* _What is required_
Below are the records. Gather each line that holds "kind".
· · · · ·
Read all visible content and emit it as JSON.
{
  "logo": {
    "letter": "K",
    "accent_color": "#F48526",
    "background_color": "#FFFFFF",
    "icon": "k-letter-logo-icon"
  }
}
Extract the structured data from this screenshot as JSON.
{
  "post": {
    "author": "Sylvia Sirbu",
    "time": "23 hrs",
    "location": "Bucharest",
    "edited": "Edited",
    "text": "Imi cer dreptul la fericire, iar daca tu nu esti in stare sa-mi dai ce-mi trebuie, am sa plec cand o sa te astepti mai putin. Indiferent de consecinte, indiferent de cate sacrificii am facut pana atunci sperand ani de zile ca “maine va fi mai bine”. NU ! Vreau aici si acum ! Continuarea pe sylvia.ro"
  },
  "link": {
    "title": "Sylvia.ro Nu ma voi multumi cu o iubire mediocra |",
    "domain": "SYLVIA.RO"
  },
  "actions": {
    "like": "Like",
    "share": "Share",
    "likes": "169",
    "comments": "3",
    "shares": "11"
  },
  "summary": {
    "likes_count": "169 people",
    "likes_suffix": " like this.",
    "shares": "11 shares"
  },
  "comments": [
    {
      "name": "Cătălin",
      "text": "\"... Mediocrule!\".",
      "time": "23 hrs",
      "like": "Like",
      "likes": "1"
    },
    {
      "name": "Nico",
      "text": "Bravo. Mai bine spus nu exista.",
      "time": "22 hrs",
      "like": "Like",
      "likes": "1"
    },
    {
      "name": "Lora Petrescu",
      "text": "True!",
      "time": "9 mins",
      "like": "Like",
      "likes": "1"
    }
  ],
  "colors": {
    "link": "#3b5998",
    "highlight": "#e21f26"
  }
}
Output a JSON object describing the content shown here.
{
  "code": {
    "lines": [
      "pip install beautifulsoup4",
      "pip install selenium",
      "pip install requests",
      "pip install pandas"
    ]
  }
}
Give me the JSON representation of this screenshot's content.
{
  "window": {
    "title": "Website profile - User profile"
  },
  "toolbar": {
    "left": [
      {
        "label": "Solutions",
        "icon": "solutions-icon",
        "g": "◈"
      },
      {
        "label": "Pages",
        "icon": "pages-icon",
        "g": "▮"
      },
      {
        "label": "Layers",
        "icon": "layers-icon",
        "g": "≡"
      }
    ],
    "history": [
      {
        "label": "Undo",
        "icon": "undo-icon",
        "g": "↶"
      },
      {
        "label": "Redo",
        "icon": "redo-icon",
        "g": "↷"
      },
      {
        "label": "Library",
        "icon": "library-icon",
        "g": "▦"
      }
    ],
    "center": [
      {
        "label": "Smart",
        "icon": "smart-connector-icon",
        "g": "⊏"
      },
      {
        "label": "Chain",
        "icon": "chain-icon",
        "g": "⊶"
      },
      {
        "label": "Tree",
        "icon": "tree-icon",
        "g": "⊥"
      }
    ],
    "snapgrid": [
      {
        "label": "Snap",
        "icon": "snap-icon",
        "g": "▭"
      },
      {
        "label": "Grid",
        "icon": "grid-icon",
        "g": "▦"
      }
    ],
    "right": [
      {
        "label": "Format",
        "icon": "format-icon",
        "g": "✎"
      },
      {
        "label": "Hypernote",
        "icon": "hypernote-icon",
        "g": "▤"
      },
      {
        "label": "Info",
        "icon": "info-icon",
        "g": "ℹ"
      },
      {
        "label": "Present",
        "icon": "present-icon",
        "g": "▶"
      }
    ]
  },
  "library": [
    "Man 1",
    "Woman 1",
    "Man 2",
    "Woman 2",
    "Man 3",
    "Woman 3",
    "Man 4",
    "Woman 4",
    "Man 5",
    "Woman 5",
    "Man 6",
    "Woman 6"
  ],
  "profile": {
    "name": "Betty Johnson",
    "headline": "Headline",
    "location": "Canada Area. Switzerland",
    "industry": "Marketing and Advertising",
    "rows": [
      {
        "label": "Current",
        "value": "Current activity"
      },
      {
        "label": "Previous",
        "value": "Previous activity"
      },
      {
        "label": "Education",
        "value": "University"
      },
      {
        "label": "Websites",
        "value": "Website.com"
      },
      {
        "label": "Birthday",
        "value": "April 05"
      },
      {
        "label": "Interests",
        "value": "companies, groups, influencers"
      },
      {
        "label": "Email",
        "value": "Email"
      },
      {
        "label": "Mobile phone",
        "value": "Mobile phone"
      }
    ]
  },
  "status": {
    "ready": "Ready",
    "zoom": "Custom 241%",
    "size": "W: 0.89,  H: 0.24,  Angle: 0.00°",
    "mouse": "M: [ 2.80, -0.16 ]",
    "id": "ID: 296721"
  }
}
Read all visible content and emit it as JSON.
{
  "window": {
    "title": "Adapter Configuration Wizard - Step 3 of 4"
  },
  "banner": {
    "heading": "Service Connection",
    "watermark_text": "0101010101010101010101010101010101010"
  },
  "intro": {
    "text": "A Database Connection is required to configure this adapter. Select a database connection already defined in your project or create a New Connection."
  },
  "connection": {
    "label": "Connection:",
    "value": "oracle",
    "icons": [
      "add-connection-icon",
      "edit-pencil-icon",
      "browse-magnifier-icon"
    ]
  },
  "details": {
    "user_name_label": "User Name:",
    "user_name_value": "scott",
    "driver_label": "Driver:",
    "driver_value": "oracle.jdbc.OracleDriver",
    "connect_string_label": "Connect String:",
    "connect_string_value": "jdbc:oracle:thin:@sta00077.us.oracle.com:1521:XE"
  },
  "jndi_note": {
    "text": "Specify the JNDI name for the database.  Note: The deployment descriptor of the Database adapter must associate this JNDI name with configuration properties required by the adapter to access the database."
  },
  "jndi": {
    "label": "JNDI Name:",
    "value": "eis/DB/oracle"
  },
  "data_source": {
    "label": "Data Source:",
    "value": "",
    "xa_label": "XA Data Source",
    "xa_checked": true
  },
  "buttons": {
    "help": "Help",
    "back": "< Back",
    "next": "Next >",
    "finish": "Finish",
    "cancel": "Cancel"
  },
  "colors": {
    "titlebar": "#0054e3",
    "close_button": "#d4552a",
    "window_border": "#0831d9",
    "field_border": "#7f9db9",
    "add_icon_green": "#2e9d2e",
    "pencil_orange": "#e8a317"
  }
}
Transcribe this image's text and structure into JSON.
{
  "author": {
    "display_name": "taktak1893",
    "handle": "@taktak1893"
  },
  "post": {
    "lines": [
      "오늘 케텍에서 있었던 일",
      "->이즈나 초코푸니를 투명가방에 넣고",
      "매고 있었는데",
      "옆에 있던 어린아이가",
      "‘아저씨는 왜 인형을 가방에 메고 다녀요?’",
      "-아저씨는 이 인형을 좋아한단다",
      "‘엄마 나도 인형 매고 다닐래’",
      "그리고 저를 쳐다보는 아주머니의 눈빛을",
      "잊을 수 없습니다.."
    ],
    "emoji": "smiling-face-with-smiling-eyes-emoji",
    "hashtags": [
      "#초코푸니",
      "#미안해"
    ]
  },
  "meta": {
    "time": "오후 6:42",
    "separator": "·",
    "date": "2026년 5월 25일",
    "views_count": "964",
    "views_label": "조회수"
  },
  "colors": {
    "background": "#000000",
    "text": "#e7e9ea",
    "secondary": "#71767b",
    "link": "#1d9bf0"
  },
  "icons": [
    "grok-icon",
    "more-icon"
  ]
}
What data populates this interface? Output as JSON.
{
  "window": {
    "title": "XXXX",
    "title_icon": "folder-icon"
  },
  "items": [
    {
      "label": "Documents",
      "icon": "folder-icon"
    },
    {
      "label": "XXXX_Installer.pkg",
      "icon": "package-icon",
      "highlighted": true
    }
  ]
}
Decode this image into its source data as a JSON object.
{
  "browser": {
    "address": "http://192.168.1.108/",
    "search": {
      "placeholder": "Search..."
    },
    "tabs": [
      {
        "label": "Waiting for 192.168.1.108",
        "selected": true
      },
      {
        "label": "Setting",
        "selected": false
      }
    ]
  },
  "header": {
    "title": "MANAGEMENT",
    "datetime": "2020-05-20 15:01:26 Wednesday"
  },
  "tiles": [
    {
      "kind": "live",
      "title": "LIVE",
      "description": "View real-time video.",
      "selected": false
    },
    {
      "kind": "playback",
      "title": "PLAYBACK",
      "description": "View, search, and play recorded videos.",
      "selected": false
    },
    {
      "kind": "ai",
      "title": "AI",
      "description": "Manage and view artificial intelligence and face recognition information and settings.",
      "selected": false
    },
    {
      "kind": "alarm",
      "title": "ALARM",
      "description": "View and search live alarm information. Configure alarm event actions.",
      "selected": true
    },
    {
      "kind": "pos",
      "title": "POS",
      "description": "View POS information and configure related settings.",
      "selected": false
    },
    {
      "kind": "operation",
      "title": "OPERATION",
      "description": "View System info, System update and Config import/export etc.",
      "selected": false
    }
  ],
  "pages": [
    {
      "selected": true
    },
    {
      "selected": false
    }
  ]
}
· · · · ·
* _Solution below_
      "kind": "live",
      "kind": "playback",
      "kind": "ai",
      "kind": "alarm",
      "kind": "pos",
      "kind": "operation",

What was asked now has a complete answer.